# Ports via Router aktivieren!



## Nohh (10. September 2007)

Hallo liebe User/Userinnen des Tutorials-Board,

Ich möchte mich mit diesem Thread an alle Leute richten, die mir egendwie helfen können, ich versuche seit Monaten und wenn ich sage "seit Monaten", meine ich auch seit Monaten, einige Ports bei meinem Router bzw. Router Firewall freizuschalten bzw. zu öffnen. Schon wegen dem Allgemeinen zu wissen wie mein Router funktioniert!

Kurz etwas zu meinem Router:
Provider: Versatel
Router Name: Spharion JDR454 WB

-----
Nun, habe ich ein kleines "View" erstellt, dass ihr sehen könnt, wie mein Router aussieht. Ich habe euch alles in einer kleinen HTML-Datei dargestellt, sodass ihr euch rein denken könnt wie mein Router aussieht, was ich falsch mache und wie mir zu helfen ist 

Falls jemand den selben Router hat und/oder anderes sagen kann, der sich gut auskennt in Sachen "Router", wäre es nett mir zu helfen 

P.S. Achtet nicht auf Rechtschreibfehler den die folgende Seite habe ich im schnellen erstellt  Lesbar ist sie aber allemal 

HIER NUN DAS ROUTER-VIEW

Vielen Dank
Gruß Nohh


----------



## Nohh (10. September 2007)

Kann mir denn niemand helfen? Ich bin echt am Verzweifeln ...


Euer
Kalle (in Not)


----------



## Andreas Späth (10. September 2007)

Ein bischen mehr Geduld würde aber auch nicht schaden....

Also mit dem Sphairon Gerät hast du schonmal einen recht schlechten Start. Ich kenne keinen Sphairon User der wirklich zufrieden ist mit diesen Geräten (und ich muss als Alice selbst mit so einem Teil leben...). 

Zu deinem Problem hab ich in einem anderem Forum mit 10 sekunden Google etwas gefunden



> a) Unter „Firewall Dienste“ überprüfen, ob für den betreffenden Port bereits ein Dienst
> definiert ist, falls nein kann dieser hier hinzugefügt werden.
> b) Unter „Firewall Regel“ einen neue Regel (Ankommende Regel) für den
> entsprechenden Dienst hinzufügen. Dabei den PC aus der Liste
> ...



Die IP Adresse erfährt man aber auch in dem man einfach bei der Lanverbindung nen rechtsklick macht, auf "Status" und dann auf "Netzwerkunterstützung".


----------



## Nohh (10. September 2007)

Hi,
soweit war ich schon^^^^ allerdings bringt das nichts

MEIN VIEW <<< hier hab ich schonma hingeschrieben, was ich alles probiert habe.

Gruß
Nohh


----------

EINTRÄGE:

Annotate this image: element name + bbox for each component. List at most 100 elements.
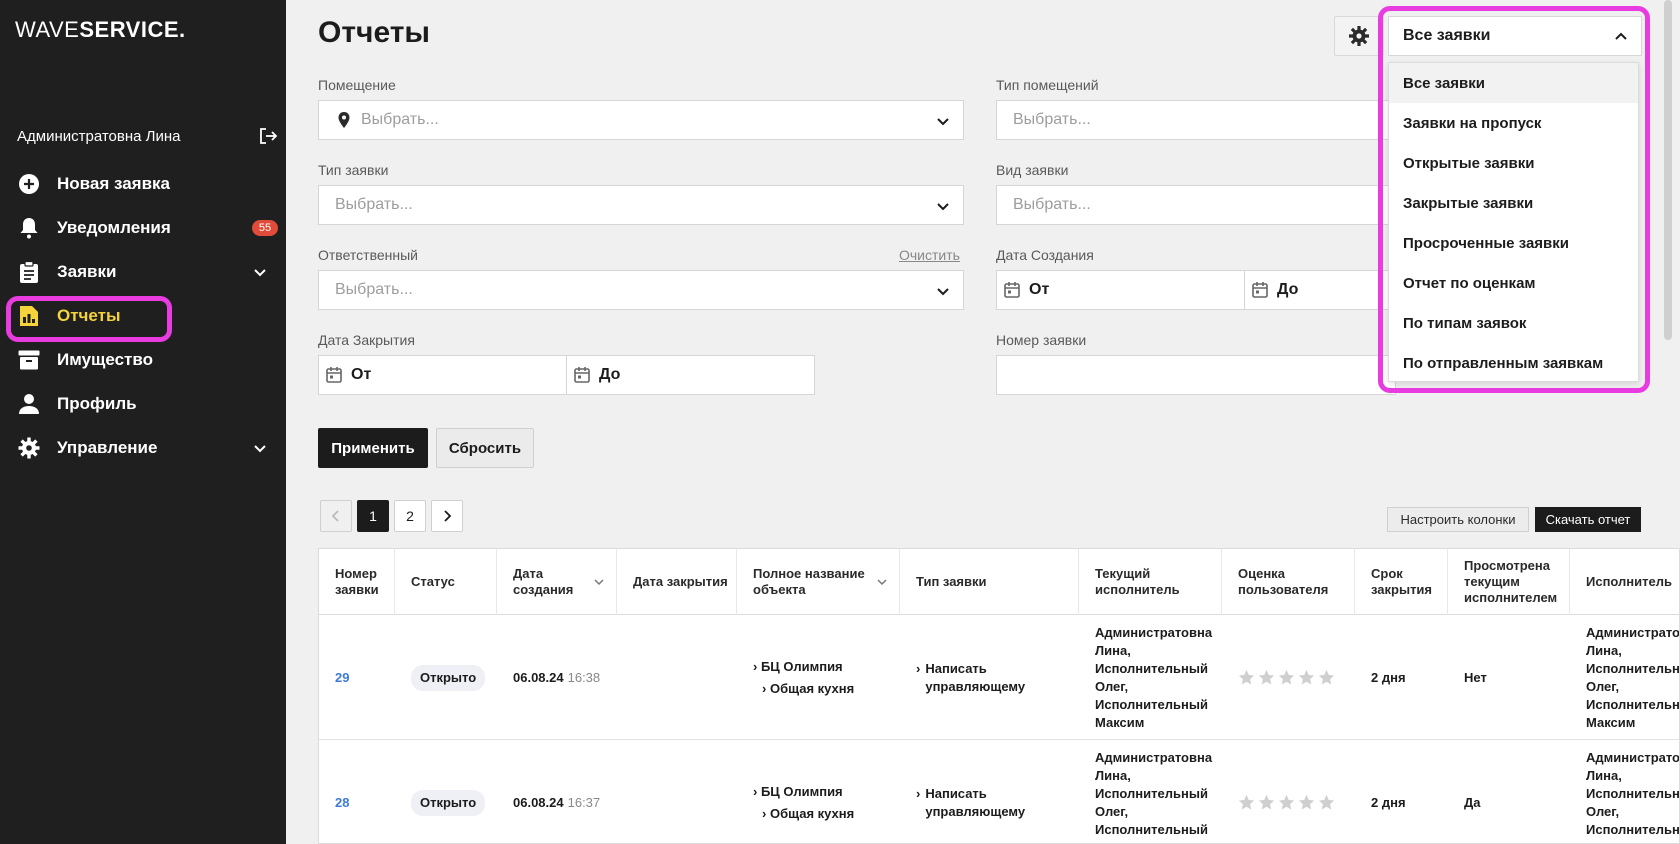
chevron-left-icon [331, 510, 339, 522]
star-icon [1258, 794, 1275, 810]
page-scrollbar[interactable] [1664, 0, 1672, 340]
notification-badge: 55 [252, 220, 278, 236]
date-to-label: До [1277, 281, 1299, 298]
sidebar-item-notifications[interactable]: Уведомления 55 [0, 206, 286, 250]
sidebar-item-reports[interactable]: Отчеты [0, 294, 286, 342]
logout-icon[interactable] [257, 125, 279, 147]
clear-link[interactable]: Очистить [899, 247, 960, 263]
request-kind-placeholder: Выбрать... [1013, 196, 1091, 213]
chevron-up-icon [1615, 32, 1627, 40]
request-number-input[interactable] [996, 355, 1396, 395]
star-icon [1298, 794, 1315, 810]
column-header-rating[interactable]: Оценка пользователя [1222, 549, 1355, 615]
sidebar: WAVESERVICE. Администратовна Лина Новая … [0, 0, 286, 844]
closed-to-field[interactable]: До [566, 355, 815, 395]
request-type-placeholder: Выбрать... [335, 196, 413, 213]
responsible-select[interactable]: Выбрать... [318, 270, 964, 310]
option-by-type[interactable]: По типам заявок [1389, 303, 1638, 343]
created-time: 16:37 [567, 794, 601, 810]
table-header: Номер заявки Статус Дата создания Дата з… [319, 549, 1679, 615]
settings-button[interactable] [1334, 16, 1384, 56]
request-number-link[interactable]: 28 [335, 794, 349, 812]
created-time: 16:38 [567, 669, 601, 685]
reset-button[interactable]: Сбросить [436, 428, 534, 468]
column-header-label: Дата создания [513, 566, 574, 597]
report-type-select[interactable]: Все заявки [1388, 16, 1642, 56]
created-date: 06.08.24 [513, 669, 564, 685]
option-by-sent[interactable]: По отправленным заявкам [1389, 343, 1638, 383]
apply-button[interactable]: Применить [318, 428, 428, 468]
next-page-button[interactable] [431, 500, 463, 532]
star-icon [1318, 794, 1335, 810]
page-button-1[interactable]: 1 [357, 500, 389, 532]
sidebar-item-label: Заявки [57, 262, 117, 281]
option-pass-requests[interactable]: Заявки на пропуск [1389, 103, 1638, 143]
date-to-label: До [599, 366, 621, 383]
sidebar-item-management[interactable]: Управление [0, 426, 286, 470]
closed-date-label: Дата Закрытия [318, 332, 415, 348]
column-header-viewed[interactable]: Просмотрена текущим исполнителем [1448, 549, 1570, 615]
sidebar-item-requests[interactable]: Заявки [0, 250, 286, 294]
sidebar-item-property[interactable]: Имущество [0, 338, 286, 382]
sidebar-item-new-request[interactable]: Новая заявка [0, 162, 286, 206]
page-button-2[interactable]: 2 [394, 500, 426, 532]
column-header-status[interactable]: Статус [395, 549, 497, 615]
clipboard-icon [17, 260, 41, 284]
request-number-link[interactable]: 29 [335, 669, 349, 687]
column-header-label: Текущий исполнитель [1095, 566, 1180, 597]
report-type-selected: Все заявки [1403, 27, 1491, 44]
request-type-select[interactable]: Выбрать... [318, 185, 964, 225]
sidebar-item-profile[interactable]: Профиль [0, 382, 286, 426]
column-header-object[interactable]: Полное название объекта [737, 549, 900, 615]
closed-from-field[interactable]: От [318, 355, 567, 395]
viewed-status: Да [1464, 794, 1481, 810]
prev-page-button[interactable] [320, 500, 352, 532]
status-badge: Открыто [411, 664, 486, 691]
request-kind-select[interactable]: Выбрать... [996, 185, 1396, 225]
object-level-1: › БЦ Олимпия [753, 783, 843, 799]
pagination: 1 2 [320, 500, 463, 532]
table-row[interactable]: 29 Открыто 06.08.24 16:38 › БЦ Олимпия › … [319, 615, 1679, 740]
app-logo[interactable]: WAVESERVICE. [15, 17, 186, 43]
highlight-outline [6, 296, 172, 342]
option-overdue[interactable]: Просроченные заявки [1389, 223, 1638, 263]
option-ratings-report[interactable]: Отчет по оценкам [1389, 263, 1638, 303]
chevron-down-icon[interactable] [250, 438, 270, 458]
page-title: Отчеты [318, 16, 431, 49]
user-row: Администратовна Лина [17, 124, 279, 148]
rating-stars [1238, 794, 1335, 811]
created-from-field[interactable]: От [996, 270, 1245, 310]
room-type-select[interactable]: Выбрать... [996, 100, 1396, 140]
date-from-label: От [351, 366, 372, 383]
chevron-down-icon [937, 203, 949, 211]
option-open[interactable]: Открытые заявки [1389, 143, 1638, 183]
plus-circle-icon [17, 172, 41, 196]
chevron-down-icon[interactable] [250, 262, 270, 282]
column-header-number[interactable]: Номер заявки [319, 549, 395, 615]
current-executor: Администратовна Лина, Исполнительный Оле… [1095, 624, 1213, 730]
room-select[interactable]: Выбрать... [318, 100, 964, 140]
gear-icon [17, 436, 41, 460]
request-type: Написать управляющему [925, 785, 1026, 819]
object-level-2: › Общая кухня [762, 805, 855, 821]
column-header-type[interactable]: Тип заявки [900, 549, 1079, 615]
viewed-status: Нет [1464, 669, 1487, 685]
option-closed[interactable]: Закрытые заявки [1389, 183, 1638, 223]
sort-chevron-icon[interactable] [875, 575, 889, 589]
chevron-right-icon [444, 510, 452, 522]
option-all[interactable]: Все заявки [1389, 63, 1638, 103]
column-header-deadline[interactable]: Срок закрытия [1355, 549, 1448, 615]
download-report-button[interactable]: Скачать отчет [1535, 507, 1641, 532]
column-header-closed[interactable]: Дата закрытия [617, 549, 737, 615]
star-icon [1278, 794, 1295, 810]
created-date: 06.08.24 [513, 794, 564, 810]
table-row[interactable]: 28 Открыто 06.08.24 16:37 › БЦ Олимпия › … [319, 740, 1679, 844]
column-header-performer[interactable]: Исполнитель [1570, 549, 1679, 615]
created-to-field[interactable]: До [1244, 270, 1396, 310]
column-header-executor[interactable]: Текущий исполнитель [1079, 549, 1222, 615]
column-header-created[interactable]: Дата создания [497, 549, 617, 615]
configure-columns-button[interactable]: Настроить колонки [1387, 507, 1529, 532]
sort-chevron-icon[interactable] [592, 575, 606, 589]
sidebar-item-label: Уведомления [57, 218, 171, 237]
request-number-label: Номер заявки [996, 332, 1087, 348]
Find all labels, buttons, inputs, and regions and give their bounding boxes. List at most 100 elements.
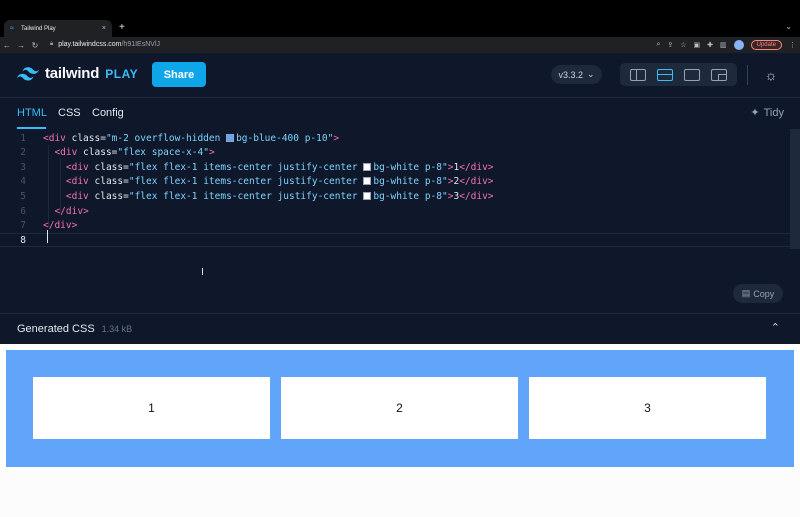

AUFGABE 1:
Aus welchem Grund schreibt Andreas Späth im Forenthread zur Portfreigabe am Router, dass Nohh mit dem Sphairon-Gerät einen recht schlechten Start hat? Antworte in ein bis drei Sätzen.
AUFGABE 2:
Kopiere aus dem Forenthread zur Portfreigabe am Router den Abschnitt von „Ein bischen mehr“ bis einschließlich „einem Teil leben...).“ wortgetreu.

MUSTERLÖSUNG 1:
Er kennt keinen Sphairon-Nutzer, der mit diesen Geräten wirklich zufrieden ist. Als Alice-Kunde muss er selbst mit so einem Gerät leben.

MUSTERLÖSUNG 2:
Ein bischen mehr Geduld würde aber auch nicht schaden....

Also mit dem Sphairon Gerät hast du schonmal einen recht schlechten Start. Ich kenne keinen Sphairon User der wirklich zufrieden ist mit diesen Geräten (und ich muss als Alice selbst mit so einem Teil leben...).